# Work to complete:
Scan the entries below. List each line with "Саха".

(Dataset entries)
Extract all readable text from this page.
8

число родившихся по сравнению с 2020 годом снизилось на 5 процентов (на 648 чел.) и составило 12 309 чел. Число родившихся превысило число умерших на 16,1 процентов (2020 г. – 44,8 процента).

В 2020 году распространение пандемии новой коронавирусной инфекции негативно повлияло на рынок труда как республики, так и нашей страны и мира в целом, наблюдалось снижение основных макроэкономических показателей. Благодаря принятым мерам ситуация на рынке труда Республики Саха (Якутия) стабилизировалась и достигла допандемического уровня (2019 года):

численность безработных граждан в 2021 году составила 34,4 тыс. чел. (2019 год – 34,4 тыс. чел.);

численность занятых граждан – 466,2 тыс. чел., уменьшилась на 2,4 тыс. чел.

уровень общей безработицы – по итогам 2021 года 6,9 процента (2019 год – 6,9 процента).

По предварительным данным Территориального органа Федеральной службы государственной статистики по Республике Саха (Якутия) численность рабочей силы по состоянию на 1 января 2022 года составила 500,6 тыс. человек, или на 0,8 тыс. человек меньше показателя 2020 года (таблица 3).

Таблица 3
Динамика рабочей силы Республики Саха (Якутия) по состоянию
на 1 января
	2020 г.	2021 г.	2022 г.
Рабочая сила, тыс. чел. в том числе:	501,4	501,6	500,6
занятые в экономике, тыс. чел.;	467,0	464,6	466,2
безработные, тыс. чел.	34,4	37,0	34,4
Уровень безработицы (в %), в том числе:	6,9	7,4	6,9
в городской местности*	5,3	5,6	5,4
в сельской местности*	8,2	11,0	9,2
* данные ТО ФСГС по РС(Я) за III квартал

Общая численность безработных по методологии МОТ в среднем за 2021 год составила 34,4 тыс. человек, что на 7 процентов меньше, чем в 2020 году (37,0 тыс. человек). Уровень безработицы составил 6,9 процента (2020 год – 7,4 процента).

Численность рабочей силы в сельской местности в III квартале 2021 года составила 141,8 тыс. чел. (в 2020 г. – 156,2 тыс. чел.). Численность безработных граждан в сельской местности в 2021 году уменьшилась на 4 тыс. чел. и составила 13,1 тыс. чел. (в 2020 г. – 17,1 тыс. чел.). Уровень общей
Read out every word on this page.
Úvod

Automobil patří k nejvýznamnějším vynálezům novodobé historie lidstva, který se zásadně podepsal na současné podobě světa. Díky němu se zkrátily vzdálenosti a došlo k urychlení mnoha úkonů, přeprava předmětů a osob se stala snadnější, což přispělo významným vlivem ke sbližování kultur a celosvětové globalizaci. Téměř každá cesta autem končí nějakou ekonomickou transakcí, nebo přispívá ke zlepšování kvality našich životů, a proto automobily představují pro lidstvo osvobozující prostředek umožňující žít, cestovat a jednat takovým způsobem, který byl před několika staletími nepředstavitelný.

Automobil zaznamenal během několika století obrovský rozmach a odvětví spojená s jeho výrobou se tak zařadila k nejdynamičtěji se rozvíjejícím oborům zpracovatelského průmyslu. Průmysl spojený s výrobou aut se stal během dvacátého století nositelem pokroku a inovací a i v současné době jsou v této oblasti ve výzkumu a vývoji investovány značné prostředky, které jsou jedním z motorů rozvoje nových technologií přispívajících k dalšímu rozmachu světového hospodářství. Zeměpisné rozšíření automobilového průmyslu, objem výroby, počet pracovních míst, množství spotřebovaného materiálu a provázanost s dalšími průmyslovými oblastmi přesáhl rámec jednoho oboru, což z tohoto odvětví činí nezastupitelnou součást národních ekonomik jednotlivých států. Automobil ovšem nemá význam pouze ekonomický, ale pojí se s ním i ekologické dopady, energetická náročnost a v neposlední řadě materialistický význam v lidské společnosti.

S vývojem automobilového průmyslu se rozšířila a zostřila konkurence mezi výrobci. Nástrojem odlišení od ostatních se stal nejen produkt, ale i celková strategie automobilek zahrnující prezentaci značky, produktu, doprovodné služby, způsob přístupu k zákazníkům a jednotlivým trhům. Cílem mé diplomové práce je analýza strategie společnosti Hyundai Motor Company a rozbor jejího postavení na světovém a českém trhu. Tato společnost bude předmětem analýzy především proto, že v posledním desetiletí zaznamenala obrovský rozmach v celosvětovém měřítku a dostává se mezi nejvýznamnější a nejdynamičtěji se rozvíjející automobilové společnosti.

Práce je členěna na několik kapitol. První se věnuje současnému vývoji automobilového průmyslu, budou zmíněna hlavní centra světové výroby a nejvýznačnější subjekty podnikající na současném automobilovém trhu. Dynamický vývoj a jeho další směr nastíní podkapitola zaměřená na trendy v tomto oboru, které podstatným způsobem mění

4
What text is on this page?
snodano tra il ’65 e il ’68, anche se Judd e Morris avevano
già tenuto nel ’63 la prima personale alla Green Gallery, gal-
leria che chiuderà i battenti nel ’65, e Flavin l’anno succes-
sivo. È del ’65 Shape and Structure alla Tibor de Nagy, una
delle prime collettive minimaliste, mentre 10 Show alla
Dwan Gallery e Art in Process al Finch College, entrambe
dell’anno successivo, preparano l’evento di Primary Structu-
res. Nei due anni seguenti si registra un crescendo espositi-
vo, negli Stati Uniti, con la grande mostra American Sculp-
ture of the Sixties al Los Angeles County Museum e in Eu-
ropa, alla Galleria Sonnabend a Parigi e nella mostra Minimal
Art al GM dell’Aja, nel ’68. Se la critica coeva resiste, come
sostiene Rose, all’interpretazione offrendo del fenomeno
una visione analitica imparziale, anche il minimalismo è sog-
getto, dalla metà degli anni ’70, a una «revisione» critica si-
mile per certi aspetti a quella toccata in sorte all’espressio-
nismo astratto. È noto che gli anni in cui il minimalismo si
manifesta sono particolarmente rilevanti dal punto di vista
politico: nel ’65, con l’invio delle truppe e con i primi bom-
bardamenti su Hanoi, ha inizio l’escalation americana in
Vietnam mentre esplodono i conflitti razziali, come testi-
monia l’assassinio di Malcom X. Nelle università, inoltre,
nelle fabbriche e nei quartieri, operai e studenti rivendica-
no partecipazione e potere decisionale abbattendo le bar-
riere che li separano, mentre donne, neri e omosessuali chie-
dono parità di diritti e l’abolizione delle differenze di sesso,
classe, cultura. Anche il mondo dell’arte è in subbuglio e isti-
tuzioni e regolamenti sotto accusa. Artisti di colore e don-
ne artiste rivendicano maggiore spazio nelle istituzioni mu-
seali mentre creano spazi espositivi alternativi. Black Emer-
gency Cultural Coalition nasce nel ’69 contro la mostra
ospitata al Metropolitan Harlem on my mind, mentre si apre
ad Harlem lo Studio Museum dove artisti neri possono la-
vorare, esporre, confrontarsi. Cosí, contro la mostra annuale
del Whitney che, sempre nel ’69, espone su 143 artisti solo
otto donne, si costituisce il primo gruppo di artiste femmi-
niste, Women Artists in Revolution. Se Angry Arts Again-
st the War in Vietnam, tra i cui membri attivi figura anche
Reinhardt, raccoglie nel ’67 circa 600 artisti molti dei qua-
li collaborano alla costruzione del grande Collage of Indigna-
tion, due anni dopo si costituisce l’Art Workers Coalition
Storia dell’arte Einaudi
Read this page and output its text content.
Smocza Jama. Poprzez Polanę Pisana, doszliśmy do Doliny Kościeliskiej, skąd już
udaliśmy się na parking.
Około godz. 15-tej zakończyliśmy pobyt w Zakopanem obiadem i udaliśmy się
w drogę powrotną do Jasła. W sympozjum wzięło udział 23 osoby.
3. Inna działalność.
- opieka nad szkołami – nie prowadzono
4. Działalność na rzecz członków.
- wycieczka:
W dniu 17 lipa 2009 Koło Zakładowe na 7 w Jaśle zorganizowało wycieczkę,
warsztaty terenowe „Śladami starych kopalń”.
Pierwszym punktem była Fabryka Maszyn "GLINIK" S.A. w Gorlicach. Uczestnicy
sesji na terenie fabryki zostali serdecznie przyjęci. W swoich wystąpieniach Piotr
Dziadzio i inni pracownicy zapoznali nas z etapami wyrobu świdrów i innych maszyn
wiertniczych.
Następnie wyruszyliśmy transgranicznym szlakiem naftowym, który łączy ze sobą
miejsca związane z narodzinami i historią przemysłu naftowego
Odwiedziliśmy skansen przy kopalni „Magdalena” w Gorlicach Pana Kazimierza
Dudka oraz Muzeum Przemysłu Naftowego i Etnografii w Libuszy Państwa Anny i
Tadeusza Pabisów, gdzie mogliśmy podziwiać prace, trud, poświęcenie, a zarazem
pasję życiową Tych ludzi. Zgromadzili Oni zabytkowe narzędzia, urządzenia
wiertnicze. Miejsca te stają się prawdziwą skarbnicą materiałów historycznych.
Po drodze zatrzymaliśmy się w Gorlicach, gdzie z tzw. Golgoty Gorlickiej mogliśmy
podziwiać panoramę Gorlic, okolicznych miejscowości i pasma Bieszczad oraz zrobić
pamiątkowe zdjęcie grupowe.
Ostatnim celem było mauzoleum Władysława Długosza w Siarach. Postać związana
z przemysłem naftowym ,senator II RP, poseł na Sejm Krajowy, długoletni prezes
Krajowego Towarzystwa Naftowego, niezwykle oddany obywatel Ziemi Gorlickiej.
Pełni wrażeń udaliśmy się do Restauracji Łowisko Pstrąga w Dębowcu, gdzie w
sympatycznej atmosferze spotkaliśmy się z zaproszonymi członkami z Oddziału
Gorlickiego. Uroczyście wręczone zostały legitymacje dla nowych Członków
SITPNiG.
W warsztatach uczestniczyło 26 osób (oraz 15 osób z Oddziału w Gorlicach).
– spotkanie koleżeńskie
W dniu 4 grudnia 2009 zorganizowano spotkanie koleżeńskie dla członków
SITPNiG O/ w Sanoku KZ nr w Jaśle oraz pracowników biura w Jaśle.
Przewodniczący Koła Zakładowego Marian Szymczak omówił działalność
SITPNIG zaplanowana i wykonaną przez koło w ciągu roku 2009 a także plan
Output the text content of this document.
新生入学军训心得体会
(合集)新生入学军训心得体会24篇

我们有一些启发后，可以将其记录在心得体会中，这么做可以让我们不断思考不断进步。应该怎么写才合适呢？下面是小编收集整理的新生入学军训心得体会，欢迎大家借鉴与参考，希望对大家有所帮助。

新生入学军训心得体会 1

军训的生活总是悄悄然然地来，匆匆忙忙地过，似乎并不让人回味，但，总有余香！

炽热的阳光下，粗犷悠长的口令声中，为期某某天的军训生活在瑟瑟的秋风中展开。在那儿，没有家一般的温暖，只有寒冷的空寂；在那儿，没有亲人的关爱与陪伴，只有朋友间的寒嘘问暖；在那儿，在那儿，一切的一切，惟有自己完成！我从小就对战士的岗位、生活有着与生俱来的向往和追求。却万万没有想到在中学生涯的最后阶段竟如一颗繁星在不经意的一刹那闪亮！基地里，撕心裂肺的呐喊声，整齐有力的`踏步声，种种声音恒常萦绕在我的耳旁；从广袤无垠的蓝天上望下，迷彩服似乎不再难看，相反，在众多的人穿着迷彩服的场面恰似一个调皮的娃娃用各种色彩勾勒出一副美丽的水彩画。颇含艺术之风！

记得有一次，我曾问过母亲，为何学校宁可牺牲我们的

# Full solution:
В 2020 году распространение пандемии новой коронавирусной инфекции негативно повлияло на рынок труда как республики, так и нашей страны и мира в целом, наблюдалось снижение основных макроэкономических показателей. Благодаря принятым мерам ситуация на рынке труда Республики Саха (Якутия) стабилизировалась и достигла допандемического уровня (2019 года):
По предварительным данным Территориального органа Федеральной службы государственной статистики по Республике Саха (Якутия) численность рабочей силы по состоянию на 1 января 2022 года составила 500,6 тыс. человек, или на 0,8 тыс. человек меньше показателя 2020 года (таблица 3).
Динамика рабочей силы Республики Саха (Якутия) по состоянию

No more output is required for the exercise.